- Requirement: Check every line below for the word "text" and show those that hold it.

- Dataset excerpts:

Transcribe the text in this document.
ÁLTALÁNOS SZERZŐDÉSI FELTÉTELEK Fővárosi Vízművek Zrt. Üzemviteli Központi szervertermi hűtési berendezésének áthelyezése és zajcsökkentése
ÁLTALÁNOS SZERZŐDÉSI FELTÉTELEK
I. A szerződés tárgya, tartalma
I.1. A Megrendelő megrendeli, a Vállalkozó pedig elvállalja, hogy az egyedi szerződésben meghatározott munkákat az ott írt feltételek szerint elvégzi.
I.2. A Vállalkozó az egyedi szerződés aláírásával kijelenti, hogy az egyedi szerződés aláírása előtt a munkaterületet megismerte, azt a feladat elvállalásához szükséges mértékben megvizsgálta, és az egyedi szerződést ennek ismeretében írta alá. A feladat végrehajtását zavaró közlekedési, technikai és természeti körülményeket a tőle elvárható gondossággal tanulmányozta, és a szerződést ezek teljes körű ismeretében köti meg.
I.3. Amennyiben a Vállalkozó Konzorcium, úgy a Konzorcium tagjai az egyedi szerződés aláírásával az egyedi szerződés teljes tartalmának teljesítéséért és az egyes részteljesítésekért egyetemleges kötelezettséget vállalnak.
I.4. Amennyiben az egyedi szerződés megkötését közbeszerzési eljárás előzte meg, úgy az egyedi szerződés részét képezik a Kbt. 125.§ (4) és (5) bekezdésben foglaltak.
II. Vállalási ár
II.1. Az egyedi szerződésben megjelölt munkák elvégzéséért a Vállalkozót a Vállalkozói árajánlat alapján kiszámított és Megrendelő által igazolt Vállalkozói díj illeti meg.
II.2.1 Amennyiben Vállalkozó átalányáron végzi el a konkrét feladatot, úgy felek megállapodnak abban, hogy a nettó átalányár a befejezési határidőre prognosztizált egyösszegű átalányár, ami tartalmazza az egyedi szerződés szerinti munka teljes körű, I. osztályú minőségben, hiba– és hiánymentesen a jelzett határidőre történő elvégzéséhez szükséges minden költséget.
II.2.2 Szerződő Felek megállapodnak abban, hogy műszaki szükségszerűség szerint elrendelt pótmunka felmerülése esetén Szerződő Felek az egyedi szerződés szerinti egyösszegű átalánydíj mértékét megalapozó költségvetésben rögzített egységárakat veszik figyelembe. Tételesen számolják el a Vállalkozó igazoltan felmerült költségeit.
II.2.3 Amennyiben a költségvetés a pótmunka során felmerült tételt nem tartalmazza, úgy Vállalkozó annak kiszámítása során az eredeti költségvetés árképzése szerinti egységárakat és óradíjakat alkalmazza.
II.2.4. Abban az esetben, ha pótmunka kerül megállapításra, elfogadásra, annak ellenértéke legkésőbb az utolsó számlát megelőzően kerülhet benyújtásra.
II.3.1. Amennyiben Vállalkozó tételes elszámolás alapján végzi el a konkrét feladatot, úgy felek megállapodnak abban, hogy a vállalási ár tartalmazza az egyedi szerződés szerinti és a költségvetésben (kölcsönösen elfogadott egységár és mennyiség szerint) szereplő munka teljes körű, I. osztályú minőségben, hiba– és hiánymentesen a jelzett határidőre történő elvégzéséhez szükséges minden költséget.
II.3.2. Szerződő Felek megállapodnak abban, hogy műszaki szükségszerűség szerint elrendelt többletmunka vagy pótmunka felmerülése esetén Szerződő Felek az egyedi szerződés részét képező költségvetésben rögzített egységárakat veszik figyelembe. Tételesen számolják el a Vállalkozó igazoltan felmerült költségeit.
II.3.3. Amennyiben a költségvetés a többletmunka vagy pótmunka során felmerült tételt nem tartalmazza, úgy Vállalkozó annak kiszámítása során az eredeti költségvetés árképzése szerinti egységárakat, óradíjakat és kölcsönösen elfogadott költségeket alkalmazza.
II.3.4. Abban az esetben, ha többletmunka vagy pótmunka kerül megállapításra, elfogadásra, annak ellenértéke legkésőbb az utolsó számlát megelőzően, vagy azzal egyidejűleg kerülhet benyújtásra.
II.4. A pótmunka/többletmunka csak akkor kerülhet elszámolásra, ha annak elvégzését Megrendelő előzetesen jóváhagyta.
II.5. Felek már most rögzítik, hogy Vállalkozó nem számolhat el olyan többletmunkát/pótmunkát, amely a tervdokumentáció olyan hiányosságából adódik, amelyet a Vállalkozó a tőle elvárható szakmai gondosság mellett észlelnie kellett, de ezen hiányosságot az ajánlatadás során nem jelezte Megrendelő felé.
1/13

--

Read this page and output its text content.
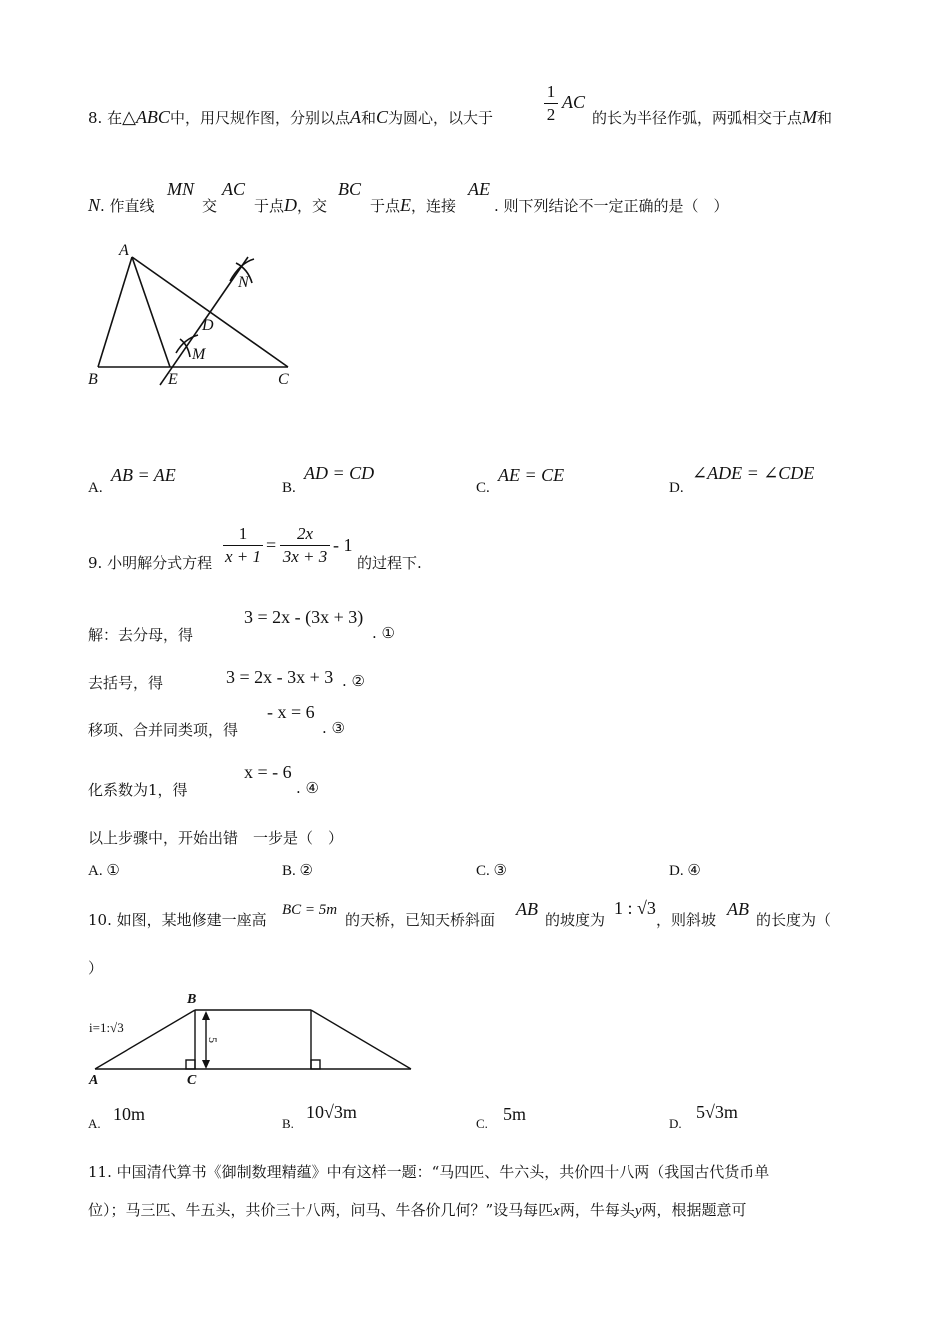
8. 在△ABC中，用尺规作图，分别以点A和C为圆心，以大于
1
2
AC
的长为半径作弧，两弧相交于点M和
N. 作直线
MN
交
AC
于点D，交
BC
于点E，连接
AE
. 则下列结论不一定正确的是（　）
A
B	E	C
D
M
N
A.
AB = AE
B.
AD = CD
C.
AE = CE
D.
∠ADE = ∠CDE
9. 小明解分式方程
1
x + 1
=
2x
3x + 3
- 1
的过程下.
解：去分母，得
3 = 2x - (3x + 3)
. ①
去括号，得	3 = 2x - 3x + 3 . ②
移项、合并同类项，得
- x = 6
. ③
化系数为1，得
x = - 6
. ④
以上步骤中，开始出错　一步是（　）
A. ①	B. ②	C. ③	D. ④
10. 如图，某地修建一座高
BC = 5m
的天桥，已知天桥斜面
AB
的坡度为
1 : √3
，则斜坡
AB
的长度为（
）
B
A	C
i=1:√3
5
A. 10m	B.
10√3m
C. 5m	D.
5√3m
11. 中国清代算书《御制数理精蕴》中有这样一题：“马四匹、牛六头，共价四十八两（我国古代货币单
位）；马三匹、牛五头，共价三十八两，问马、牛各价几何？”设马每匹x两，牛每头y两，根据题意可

--

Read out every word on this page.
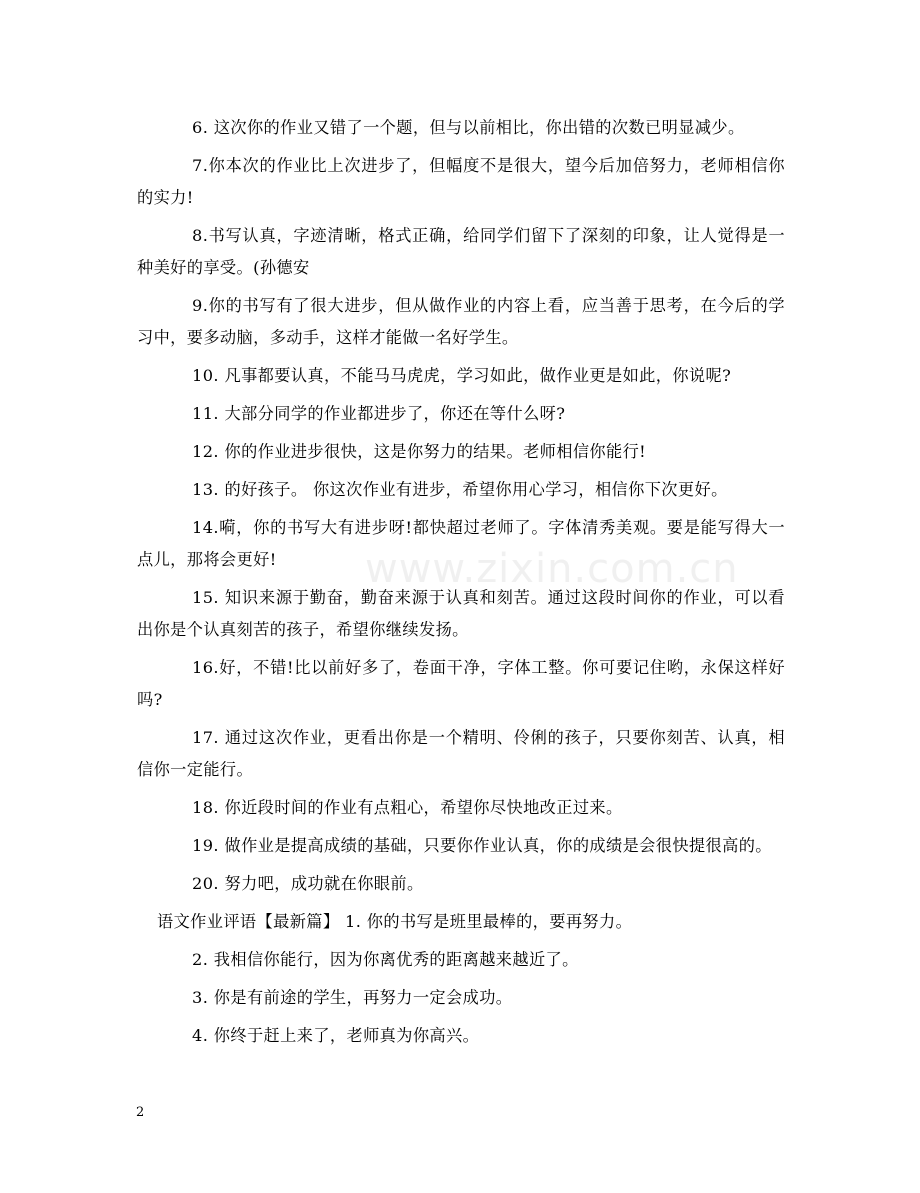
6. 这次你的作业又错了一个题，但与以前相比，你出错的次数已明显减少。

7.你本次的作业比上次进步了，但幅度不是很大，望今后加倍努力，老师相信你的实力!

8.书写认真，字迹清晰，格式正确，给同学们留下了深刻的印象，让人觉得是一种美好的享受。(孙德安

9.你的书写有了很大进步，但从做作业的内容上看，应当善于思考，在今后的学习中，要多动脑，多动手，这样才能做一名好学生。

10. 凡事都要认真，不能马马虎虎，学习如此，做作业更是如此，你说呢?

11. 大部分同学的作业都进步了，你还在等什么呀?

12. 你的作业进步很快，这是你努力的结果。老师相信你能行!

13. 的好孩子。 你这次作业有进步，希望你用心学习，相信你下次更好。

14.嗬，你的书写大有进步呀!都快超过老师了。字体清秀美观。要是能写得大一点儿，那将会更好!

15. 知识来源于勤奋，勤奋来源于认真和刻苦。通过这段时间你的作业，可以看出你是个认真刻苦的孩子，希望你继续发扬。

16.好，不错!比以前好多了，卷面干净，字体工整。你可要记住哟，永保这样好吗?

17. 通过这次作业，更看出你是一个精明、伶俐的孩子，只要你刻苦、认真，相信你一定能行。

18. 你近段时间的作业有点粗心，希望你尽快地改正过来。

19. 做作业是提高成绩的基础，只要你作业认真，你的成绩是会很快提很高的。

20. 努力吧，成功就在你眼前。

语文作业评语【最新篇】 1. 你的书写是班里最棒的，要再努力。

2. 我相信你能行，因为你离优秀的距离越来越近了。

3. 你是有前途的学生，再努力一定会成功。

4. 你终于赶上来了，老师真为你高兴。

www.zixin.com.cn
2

- Result:
Transcribe the text in this document.
Read this page and output its text content.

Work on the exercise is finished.